- Work to do:
1) In the mailing-list reply about Tika and Solr, why is a separate process the only robust solution?
2) Quote the mailing-list reply about Tika and Solr word for word, starting with "So, we did the" and going on through "a similar way.".

- Extracted text:
>>>

RE: How is Tika used with Solr

Allison, Timothy B. Thu, 11 Feb 2016 17:13:45 -0800

Y, and you can't actually kill a thread.  You can ask nicely via 
Thread.interrupt(), but some of our dependencies don't bother to listen  for 
that.  So, you're pretty much left with a separate process as the only robust 
solution.


So, we did the parent-child process thing for directory-> directory processing 
in tika-app via tika-batch.

The next step is to harden tika-server and to kick that off in a child process 
in a similar way.

For those who want to test their Tika harnesses (whether on single box, 
Hadoop/Spark etc), we added a MockParser that will do whatever you tell it when 
it hits an "application/xml+mock" file...full set of options:

<mock>

    <!-- action can be "add" or "set" -->
    <metadata action="add" name="author">Nikolai Lobachevsky</metadata>

    <!-- element is the name of the sax event to write, p=paragraph
        if the element is not specified, the default is <p> -->

    <write element="p">some content</write>

    <!-- write something to System.out -->

    <print_out>writing to System.out</print_out>

    <!-- write something to System.err -->
    <print_err>writing to System.err</print_err>

    <!-- hang
        millis: how many milliseconds to pause.  The actual hang time will 
probably
            be a bit longer than the value specified.        
        
        heavy: whether or not the hang should do something computationally 
expensive.

<<<

- Given information:
>>>

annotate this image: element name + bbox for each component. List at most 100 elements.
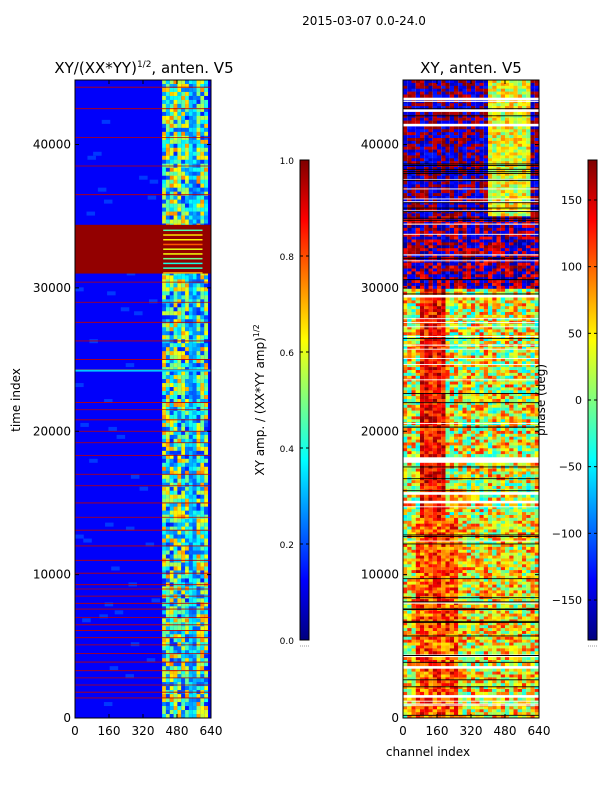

<<<

- Task solutions:
1) A thread can't actually be killed. Thread.interrupt() only asks it to stop, and some of Tika's dependencies ignore that request.

2)
So, we did the parent-child process thing for directory-> directory processing 
in tika-app via tika-batch.

The next step is to harden tika-server and to kick that off in a child process 
in a similar way.